Task to carry out -> Check each line of the material below for "einfarbig", then copy the ones that contain it.

Dataset entries:
=====
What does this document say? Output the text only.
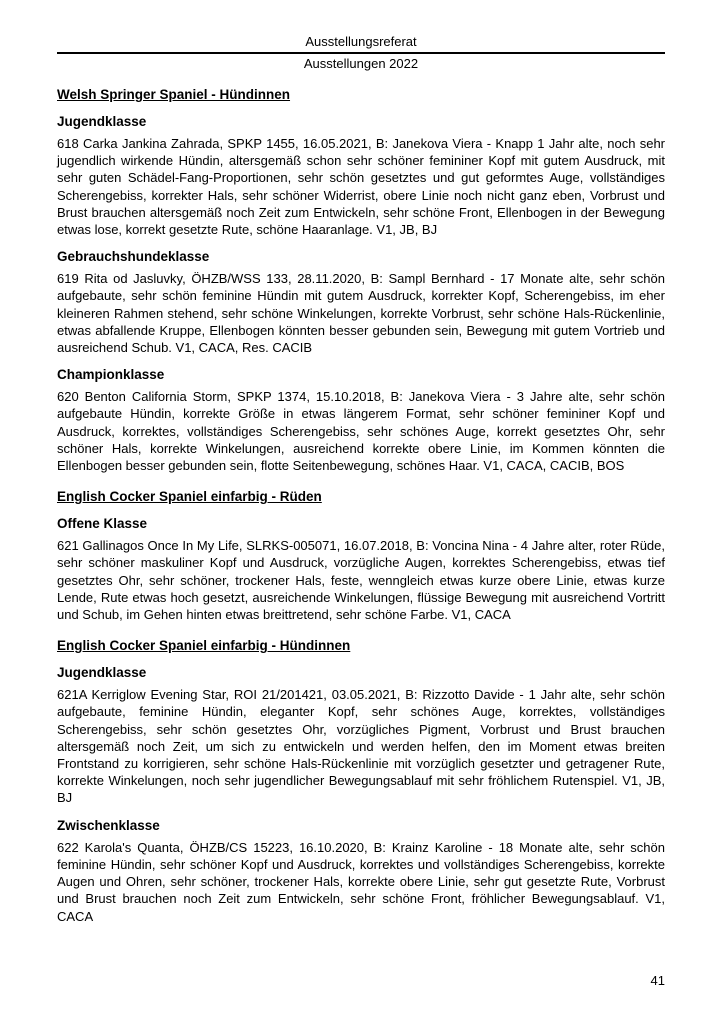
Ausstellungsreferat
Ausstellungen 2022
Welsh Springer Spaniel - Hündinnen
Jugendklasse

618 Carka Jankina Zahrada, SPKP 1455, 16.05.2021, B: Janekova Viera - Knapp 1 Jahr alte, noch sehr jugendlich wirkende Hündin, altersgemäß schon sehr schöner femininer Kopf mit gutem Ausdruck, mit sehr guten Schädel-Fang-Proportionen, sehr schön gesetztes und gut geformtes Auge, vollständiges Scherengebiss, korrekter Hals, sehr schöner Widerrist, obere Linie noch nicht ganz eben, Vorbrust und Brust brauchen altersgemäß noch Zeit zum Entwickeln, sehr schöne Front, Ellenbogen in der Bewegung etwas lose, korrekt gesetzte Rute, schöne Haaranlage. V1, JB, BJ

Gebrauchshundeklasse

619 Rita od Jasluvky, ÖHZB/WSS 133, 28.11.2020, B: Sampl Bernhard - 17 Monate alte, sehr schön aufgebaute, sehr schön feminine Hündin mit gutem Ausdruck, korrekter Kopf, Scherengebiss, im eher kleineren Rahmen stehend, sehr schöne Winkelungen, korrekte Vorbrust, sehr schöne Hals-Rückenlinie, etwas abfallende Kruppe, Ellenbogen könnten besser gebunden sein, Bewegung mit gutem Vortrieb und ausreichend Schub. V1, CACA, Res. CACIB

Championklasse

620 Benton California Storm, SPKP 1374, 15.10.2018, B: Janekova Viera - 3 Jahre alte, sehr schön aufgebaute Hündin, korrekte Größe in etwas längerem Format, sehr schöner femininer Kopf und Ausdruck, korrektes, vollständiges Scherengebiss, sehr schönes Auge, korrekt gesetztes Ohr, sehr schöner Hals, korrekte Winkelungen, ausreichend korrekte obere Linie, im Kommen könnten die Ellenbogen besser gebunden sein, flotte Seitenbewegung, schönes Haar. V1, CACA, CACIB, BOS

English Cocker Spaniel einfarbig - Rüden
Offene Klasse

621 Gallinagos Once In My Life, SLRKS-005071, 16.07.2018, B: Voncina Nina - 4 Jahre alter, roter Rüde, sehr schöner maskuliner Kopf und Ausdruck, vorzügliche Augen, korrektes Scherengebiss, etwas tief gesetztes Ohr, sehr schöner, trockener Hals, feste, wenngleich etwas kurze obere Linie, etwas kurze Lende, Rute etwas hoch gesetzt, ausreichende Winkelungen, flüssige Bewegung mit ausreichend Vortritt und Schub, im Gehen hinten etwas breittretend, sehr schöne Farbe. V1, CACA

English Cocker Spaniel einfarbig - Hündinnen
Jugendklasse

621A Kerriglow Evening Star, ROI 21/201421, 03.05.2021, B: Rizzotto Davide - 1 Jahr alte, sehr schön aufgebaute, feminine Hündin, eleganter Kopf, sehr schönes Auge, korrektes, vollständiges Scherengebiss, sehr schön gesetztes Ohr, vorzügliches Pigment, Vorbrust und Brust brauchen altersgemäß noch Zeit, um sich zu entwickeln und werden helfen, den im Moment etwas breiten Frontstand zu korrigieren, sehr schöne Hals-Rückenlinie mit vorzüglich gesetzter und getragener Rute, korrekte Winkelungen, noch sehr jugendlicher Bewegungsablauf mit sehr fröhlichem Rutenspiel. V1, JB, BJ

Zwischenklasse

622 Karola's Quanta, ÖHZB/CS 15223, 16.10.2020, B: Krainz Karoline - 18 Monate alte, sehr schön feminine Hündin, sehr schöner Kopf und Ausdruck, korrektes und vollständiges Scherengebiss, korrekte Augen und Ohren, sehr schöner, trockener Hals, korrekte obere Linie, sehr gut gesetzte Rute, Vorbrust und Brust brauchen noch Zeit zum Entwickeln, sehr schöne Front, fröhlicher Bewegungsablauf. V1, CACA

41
=====
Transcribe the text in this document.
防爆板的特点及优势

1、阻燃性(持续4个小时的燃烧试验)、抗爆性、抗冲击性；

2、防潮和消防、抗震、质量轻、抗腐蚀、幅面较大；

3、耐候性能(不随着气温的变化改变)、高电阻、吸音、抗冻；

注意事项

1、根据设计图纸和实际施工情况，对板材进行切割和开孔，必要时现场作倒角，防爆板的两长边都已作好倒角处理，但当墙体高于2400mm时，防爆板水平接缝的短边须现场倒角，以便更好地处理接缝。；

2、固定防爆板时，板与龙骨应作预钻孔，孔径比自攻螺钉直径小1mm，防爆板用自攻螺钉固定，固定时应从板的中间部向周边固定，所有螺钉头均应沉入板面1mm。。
=====
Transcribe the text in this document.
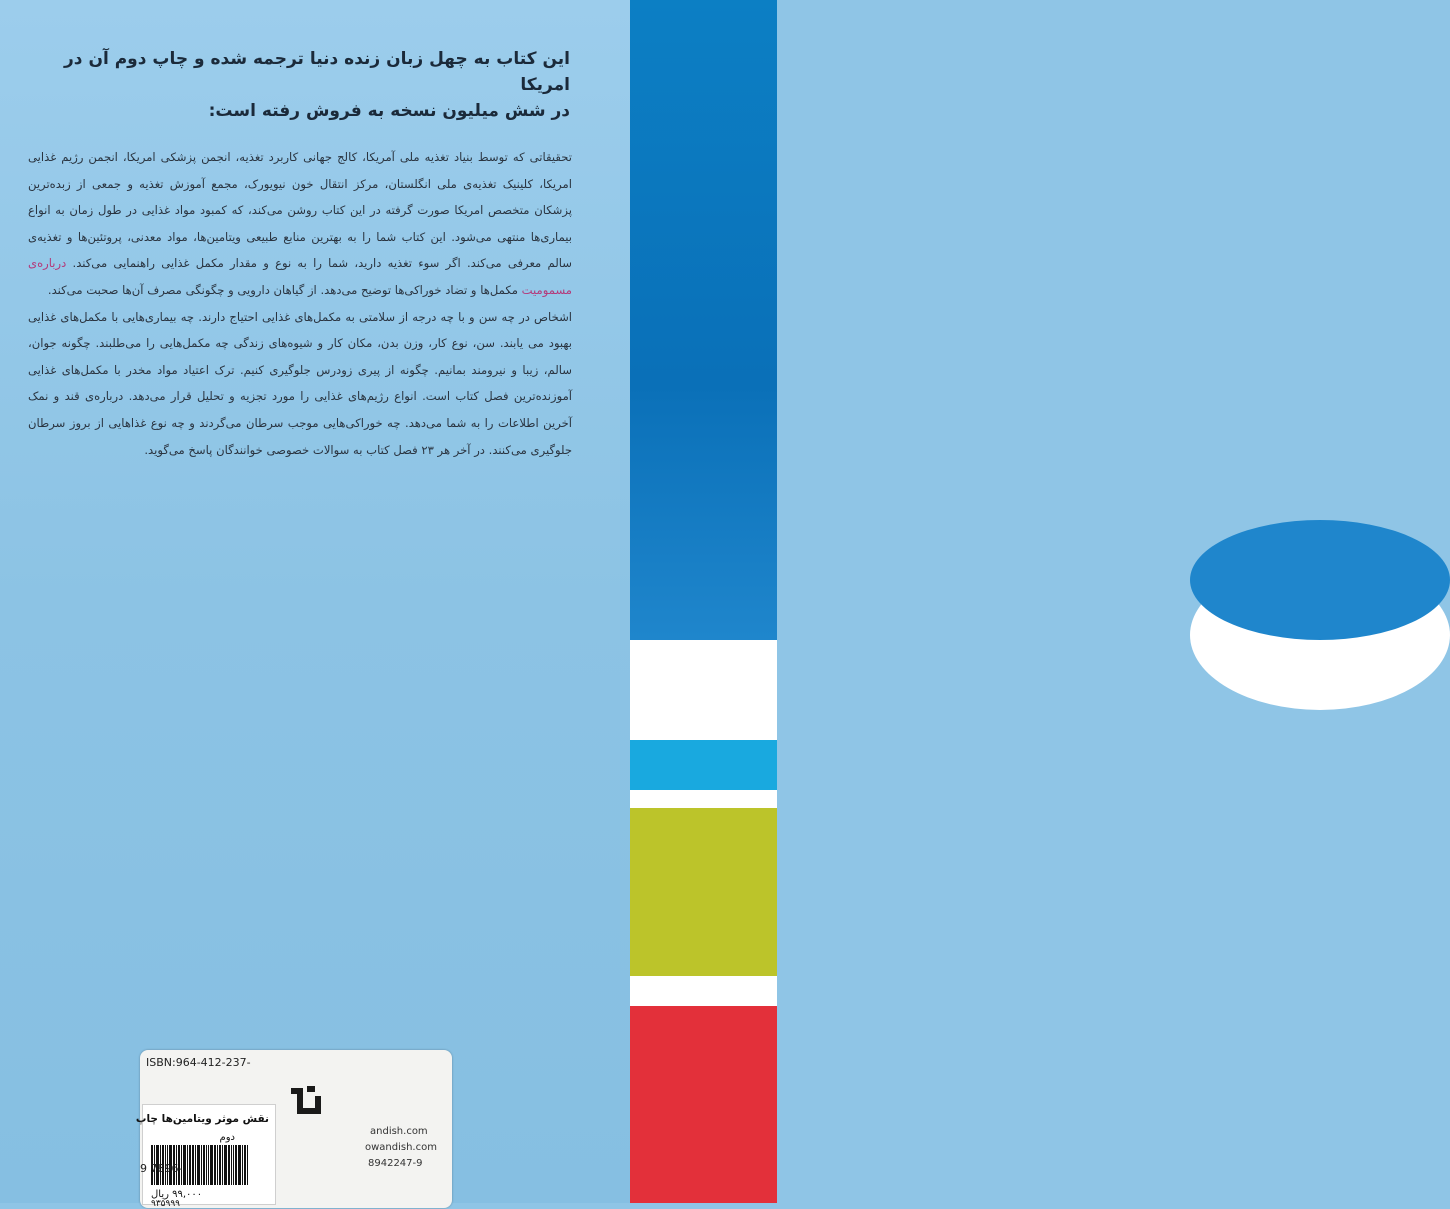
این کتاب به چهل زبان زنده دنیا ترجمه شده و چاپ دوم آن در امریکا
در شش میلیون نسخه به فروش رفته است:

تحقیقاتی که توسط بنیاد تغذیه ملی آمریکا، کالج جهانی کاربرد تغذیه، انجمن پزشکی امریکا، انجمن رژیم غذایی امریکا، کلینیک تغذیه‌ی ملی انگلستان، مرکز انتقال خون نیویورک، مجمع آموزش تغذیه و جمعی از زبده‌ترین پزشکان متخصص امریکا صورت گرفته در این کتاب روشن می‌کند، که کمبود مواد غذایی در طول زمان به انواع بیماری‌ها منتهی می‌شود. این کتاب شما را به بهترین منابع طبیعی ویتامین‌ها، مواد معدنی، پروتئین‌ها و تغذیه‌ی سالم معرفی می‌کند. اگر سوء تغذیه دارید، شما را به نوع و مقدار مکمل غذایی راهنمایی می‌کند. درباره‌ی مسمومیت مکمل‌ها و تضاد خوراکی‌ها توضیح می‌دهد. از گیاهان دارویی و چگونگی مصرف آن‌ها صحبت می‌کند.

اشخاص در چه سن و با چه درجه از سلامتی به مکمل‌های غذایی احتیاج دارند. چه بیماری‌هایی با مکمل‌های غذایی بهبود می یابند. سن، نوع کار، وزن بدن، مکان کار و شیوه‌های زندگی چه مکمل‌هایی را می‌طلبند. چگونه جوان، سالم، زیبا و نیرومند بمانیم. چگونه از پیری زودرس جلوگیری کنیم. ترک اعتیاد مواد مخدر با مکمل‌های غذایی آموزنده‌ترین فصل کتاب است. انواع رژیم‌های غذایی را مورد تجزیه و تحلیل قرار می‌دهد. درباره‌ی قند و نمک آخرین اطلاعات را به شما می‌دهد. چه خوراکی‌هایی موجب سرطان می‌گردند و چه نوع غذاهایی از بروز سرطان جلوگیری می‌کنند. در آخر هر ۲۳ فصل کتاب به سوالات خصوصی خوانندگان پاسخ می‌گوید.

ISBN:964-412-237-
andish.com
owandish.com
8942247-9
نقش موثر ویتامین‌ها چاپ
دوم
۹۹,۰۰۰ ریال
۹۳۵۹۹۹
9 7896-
=====
Solved exercise ->
English Cocker Spaniel einfarbig - Rüden
English Cocker Spaniel einfarbig - Hündinnen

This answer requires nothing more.